Your instructions: Below is a block of data; give all of it again word for word.

The records:
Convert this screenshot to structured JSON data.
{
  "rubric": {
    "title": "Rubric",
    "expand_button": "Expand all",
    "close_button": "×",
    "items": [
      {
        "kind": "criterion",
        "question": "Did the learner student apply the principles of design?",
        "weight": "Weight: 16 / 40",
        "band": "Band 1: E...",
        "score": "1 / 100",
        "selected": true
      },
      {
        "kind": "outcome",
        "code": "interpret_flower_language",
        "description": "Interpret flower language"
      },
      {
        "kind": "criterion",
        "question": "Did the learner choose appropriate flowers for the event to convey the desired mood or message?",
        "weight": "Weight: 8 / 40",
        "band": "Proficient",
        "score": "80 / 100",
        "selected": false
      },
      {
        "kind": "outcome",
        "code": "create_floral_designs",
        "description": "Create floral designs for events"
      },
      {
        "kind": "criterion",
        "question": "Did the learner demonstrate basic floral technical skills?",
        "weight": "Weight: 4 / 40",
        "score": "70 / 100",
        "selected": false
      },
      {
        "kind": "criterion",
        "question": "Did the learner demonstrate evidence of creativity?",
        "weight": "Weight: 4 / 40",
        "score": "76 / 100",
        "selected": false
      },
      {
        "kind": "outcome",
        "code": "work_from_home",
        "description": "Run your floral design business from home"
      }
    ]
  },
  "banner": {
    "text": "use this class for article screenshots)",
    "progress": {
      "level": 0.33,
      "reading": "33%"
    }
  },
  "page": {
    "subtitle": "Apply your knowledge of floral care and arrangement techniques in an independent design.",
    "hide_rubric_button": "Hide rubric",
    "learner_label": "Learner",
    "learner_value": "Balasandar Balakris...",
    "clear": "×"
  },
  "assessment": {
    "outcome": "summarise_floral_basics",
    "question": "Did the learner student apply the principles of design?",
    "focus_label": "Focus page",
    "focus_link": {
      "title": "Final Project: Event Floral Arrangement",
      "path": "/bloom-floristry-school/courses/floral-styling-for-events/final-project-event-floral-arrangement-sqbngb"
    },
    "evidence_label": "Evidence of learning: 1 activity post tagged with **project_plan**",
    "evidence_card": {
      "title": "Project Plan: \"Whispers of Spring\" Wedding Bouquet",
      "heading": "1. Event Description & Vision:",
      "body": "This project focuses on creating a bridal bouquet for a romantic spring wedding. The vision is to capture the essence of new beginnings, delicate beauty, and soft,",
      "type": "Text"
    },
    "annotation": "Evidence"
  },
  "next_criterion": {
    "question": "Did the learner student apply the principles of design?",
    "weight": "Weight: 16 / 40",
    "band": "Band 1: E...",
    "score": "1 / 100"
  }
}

Solution to this problem:
Convert this screenshot to structured JSON data.
{
  "rubric": {
    "title": "Rubric",
    "expand_button": "Expand all",
    "close_button": "×",
    "items": [
      {
        "kind": "criterion",
        "question": "Did the learner student apply the principles of design?",
        "weight": "Weight: 16 / 40",
        "band": "Band 1: E...",
        "score": "1 / 100",
        "selected": true
      },
      {
        "kind": "outcome",
        "code": "interpret_flower_language",
        "description": "Interpret flower language"
      },
      {
        "kind": "criterion",
        "question": "Did the learner choose appropriate flowers for the event to convey the desired mood or message?",
        "weight": "Weight: 8 / 40",
        "band": "Proficient",
        "score": "80 / 100",
        "selected": false
      },
      {
        "kind": "outcome",
        "code": "create_floral_designs",
        "description": "Create floral designs for events"
      },
      {
        "kind": "criterion",
        "question": "Did the learner demonstrate basic floral technical skills?",
        "weight": "Weight: 4 / 40",
        "score": "70 / 100",
        "selected": false
      },
      {
        "kind": "criterion",
        "question": "Did the learner demonstrate evidence of creativity?",
        "weight": "Weight: 4 / 40",
        "score": "76 / 100",
        "selected": false
      },
      {
        "kind": "outcome",
        "code": "work_from_home",
        "description": "Run your floral design business from home"
      }
    ]
  },
  "banner": {
    "text": "use this class for article screenshots)",
    "progress": {
      "level": 0.33,
      "reading": "33%"
    }
  },
  "page": {
    "subtitle": "Apply your knowledge of floral care and arrangement techniques in an independent design.",
    "hide_rubric_button": "Hide rubric",
    "learner_label": "Learner",
    "learner_value": "Balasandar Balakris...",
    "clear": "×"
  },
  "assessment": {
    "outcome": "summarise_floral_basics",
    "question": "Did the learner student apply the principles of design?",
    "focus_label": "Focus page",
    "focus_link": {
      "title": "Final Project: Event Floral Arrangement",
      "path": "/bloom-floristry-school/courses/floral-styling-for-events/final-project-event-floral-arrangement-sqbngb"
    },
    "evidence_label": "Evidence of learning: 1 activity post tagged with **project_plan**",
    "evidence_card": {
      "title": "Project Plan: \"Whispers of Spring\" Wedding Bouquet",
      "heading": "1. Event Description & Vision:",
      "body": "This project focuses on creating a bridal bouquet for a romantic spring wedding. The vision is to capture the essence of new beginnings, delicate beauty, and soft,",
      "type": "Text"
    },
    "annotation": "Evidence"
  },
  "next_criterion": {
    "question": "Did the learner student apply the principles of design?",
    "weight": "Weight: 16 / 40",
    "band": "Band 1: E...",
    "score": "1 / 100"
  }
}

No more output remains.